(Source data)
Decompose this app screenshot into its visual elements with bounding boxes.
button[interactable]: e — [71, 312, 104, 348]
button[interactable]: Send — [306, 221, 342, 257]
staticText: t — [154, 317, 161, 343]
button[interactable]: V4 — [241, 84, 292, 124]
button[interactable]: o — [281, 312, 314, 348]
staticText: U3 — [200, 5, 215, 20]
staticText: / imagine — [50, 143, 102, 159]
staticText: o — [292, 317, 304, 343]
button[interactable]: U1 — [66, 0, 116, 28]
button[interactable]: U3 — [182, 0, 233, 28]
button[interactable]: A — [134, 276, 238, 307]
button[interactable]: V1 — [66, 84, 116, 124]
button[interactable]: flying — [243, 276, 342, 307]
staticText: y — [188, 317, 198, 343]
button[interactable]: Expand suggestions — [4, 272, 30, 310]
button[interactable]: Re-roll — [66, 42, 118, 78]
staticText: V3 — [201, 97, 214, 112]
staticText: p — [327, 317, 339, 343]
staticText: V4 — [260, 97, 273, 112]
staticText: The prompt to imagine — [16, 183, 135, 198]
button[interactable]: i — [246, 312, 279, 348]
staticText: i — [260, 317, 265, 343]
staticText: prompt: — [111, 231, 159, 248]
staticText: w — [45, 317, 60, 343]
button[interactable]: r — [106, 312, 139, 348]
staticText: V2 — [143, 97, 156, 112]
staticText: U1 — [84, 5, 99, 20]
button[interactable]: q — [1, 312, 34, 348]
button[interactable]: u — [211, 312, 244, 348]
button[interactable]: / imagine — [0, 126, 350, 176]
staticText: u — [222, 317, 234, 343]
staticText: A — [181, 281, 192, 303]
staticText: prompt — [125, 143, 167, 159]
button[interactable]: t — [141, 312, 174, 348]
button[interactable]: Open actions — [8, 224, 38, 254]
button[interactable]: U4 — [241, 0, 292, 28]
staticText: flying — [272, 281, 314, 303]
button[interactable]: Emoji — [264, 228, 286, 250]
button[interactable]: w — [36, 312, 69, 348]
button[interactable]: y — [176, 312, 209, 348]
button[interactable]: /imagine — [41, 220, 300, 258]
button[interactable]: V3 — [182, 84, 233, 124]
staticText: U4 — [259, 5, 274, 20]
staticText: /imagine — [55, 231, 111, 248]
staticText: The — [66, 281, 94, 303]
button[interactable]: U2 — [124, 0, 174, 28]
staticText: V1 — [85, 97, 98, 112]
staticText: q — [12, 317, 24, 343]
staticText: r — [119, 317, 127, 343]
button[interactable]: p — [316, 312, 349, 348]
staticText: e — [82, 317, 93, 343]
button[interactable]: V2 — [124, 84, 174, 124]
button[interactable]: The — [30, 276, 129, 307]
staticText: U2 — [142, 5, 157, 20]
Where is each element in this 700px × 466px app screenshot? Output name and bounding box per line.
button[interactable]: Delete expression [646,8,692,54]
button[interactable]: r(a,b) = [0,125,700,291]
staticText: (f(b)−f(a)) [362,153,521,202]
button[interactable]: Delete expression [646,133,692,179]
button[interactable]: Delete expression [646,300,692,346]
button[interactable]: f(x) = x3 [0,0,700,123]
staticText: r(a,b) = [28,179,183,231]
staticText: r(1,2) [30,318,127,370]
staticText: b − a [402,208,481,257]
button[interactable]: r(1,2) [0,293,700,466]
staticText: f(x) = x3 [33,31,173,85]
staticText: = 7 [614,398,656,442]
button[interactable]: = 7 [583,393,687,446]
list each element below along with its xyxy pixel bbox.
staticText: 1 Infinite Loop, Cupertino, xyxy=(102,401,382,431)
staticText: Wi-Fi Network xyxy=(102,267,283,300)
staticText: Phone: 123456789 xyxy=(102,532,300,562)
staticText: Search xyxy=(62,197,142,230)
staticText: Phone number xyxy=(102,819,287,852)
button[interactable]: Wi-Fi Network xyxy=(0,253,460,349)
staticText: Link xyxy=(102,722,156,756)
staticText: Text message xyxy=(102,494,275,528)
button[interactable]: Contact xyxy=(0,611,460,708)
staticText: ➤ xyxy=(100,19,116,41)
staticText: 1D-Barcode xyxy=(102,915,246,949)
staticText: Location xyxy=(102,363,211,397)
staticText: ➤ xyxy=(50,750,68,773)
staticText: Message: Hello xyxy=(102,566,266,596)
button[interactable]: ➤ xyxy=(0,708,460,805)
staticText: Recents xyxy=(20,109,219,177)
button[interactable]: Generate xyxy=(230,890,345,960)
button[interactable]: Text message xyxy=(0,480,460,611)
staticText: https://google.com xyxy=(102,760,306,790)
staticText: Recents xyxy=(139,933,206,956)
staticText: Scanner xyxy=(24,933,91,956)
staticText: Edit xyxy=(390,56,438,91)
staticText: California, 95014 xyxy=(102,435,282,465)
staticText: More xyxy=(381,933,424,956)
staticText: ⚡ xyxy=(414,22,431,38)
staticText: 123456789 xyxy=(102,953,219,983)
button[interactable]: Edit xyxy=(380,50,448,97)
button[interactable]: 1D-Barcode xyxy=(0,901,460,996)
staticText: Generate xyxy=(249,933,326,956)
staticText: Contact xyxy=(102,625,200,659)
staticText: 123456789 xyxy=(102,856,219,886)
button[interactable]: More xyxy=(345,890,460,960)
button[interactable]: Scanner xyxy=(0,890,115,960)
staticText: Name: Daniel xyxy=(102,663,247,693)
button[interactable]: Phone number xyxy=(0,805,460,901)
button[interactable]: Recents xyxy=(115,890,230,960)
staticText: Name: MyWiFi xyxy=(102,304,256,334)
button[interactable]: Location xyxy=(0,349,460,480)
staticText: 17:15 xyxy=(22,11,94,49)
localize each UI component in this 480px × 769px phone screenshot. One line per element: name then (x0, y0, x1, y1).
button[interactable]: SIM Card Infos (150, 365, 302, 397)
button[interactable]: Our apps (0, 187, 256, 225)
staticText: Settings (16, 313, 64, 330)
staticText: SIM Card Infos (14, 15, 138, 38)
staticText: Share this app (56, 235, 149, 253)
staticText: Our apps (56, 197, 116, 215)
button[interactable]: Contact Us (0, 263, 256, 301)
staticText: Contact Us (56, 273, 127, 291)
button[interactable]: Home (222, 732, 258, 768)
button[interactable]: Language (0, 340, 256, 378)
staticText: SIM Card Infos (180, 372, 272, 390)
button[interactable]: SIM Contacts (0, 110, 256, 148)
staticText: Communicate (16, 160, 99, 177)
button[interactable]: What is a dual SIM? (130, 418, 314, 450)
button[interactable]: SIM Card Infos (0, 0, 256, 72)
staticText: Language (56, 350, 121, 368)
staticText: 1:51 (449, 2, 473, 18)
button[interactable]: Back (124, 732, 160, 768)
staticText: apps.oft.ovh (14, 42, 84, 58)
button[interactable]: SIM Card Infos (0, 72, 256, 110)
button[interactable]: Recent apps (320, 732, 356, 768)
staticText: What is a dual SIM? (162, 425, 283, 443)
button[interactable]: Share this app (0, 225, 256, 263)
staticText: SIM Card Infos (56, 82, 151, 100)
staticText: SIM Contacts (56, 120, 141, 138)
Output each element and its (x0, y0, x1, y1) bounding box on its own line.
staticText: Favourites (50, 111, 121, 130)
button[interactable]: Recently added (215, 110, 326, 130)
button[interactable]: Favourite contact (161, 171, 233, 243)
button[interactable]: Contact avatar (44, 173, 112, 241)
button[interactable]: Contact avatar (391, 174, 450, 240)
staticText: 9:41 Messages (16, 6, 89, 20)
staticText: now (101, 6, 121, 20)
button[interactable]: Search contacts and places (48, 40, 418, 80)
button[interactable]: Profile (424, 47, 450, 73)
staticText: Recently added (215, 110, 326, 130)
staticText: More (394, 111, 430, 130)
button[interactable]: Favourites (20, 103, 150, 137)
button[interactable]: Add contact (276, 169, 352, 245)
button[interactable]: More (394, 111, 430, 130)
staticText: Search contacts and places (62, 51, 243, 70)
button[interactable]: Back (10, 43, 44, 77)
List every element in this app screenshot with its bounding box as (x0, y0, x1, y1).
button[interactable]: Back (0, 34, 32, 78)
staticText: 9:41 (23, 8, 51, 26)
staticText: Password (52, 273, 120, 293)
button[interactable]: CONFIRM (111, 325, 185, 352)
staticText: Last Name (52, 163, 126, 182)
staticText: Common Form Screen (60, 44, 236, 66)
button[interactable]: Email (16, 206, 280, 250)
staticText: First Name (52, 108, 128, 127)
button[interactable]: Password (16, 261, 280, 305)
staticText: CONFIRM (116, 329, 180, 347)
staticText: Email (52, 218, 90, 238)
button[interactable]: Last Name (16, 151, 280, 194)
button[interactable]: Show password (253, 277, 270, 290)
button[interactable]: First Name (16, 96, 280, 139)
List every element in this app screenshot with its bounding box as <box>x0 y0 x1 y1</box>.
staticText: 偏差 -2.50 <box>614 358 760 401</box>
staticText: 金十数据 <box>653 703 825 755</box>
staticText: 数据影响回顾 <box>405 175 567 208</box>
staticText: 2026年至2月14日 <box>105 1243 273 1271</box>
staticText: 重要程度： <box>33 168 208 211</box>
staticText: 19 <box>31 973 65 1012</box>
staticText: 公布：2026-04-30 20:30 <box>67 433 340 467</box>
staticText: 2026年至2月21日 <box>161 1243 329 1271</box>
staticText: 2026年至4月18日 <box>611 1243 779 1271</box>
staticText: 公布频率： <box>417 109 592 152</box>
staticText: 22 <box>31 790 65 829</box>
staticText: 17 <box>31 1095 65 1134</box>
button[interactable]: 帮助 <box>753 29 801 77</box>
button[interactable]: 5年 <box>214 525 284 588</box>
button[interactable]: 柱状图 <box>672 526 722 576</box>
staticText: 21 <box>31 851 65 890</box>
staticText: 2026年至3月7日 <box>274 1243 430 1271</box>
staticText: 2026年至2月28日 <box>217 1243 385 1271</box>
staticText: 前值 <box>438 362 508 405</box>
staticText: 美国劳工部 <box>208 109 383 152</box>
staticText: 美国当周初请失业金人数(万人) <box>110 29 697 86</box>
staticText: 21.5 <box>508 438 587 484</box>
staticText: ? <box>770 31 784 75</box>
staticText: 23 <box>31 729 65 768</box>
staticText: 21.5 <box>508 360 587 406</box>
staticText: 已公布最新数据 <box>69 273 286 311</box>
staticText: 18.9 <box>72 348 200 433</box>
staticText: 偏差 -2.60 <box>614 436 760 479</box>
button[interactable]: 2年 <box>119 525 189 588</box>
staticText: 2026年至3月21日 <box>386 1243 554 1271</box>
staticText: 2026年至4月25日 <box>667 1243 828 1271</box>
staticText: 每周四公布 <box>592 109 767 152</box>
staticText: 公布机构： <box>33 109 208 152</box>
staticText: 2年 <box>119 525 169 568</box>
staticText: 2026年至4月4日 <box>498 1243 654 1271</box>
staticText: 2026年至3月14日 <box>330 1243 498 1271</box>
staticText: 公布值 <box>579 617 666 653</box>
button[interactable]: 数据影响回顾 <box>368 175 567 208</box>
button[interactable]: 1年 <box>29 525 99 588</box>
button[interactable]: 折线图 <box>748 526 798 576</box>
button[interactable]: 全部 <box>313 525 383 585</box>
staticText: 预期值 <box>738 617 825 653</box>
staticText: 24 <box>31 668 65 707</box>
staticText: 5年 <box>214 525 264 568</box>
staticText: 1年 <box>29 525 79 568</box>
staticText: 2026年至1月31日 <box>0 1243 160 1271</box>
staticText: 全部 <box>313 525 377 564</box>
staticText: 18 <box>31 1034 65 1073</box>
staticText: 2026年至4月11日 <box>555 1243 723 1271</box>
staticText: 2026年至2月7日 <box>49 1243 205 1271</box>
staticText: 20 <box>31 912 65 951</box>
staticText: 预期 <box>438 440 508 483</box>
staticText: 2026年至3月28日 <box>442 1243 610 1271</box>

_The task_. Copy the records word for word from the very first line through the line containing "button[interactable]: V3 —", including that line.

_Expected answer_.
Decompose this app screenshot into its visual elements with bounding boxes.
button[interactable]: e — [71, 312, 104, 348]
button[interactable]: Send — [306, 221, 342, 257]
staticText: t — [154, 317, 161, 343]
button[interactable]: V4 — [241, 84, 292, 124]
button[interactable]: o — [281, 312, 314, 348]
staticText: U3 — [200, 5, 215, 20]
staticText: / imagine — [50, 143, 102, 159]
staticText: o — [292, 317, 304, 343]
button[interactable]: U1 — [66, 0, 116, 28]
button[interactable]: U3 — [182, 0, 233, 28]
button[interactable]: A — [134, 276, 238, 307]
button[interactable]: V1 — [66, 84, 116, 124]
button[interactable]: flying — [243, 276, 342, 307]
staticText: y — [188, 317, 198, 343]
button[interactable]: Expand suggestions — [4, 272, 30, 310]
button[interactable]: Re-roll — [66, 42, 118, 78]
staticText: V3 — [201, 97, 214, 112]
staticText: p — [327, 317, 339, 343]
staticText: V4 — [260, 97, 273, 112]
staticText: The prompt to imagine — [16, 183, 135, 198]
button[interactable]: i — [246, 312, 279, 348]
staticText: i — [260, 317, 265, 343]
staticText: prompt: — [111, 231, 159, 248]
staticText: w — [45, 317, 60, 343]
button[interactable]: r — [106, 312, 139, 348]
staticText: V2 — [143, 97, 156, 112]
staticText: U1 — [84, 5, 99, 20]
button[interactable]: q — [1, 312, 34, 348]
button[interactable]: u — [211, 312, 244, 348]
button[interactable]: / imagine — [0, 126, 350, 176]
staticText: u — [222, 317, 234, 343]
staticText: A — [181, 281, 192, 303]
staticText: prompt — [125, 143, 167, 159]
button[interactable]: t — [141, 312, 174, 348]
button[interactable]: Open actions — [8, 224, 38, 254]
button[interactable]: U4 — [241, 0, 292, 28]
staticText: flying — [272, 281, 314, 303]
button[interactable]: Emoji — [264, 228, 286, 250]
button[interactable]: w — [36, 312, 69, 348]
button[interactable]: y — [176, 312, 209, 348]
button[interactable]: /imagine — [41, 220, 300, 258]
button[interactable]: V3 — [182, 84, 233, 124]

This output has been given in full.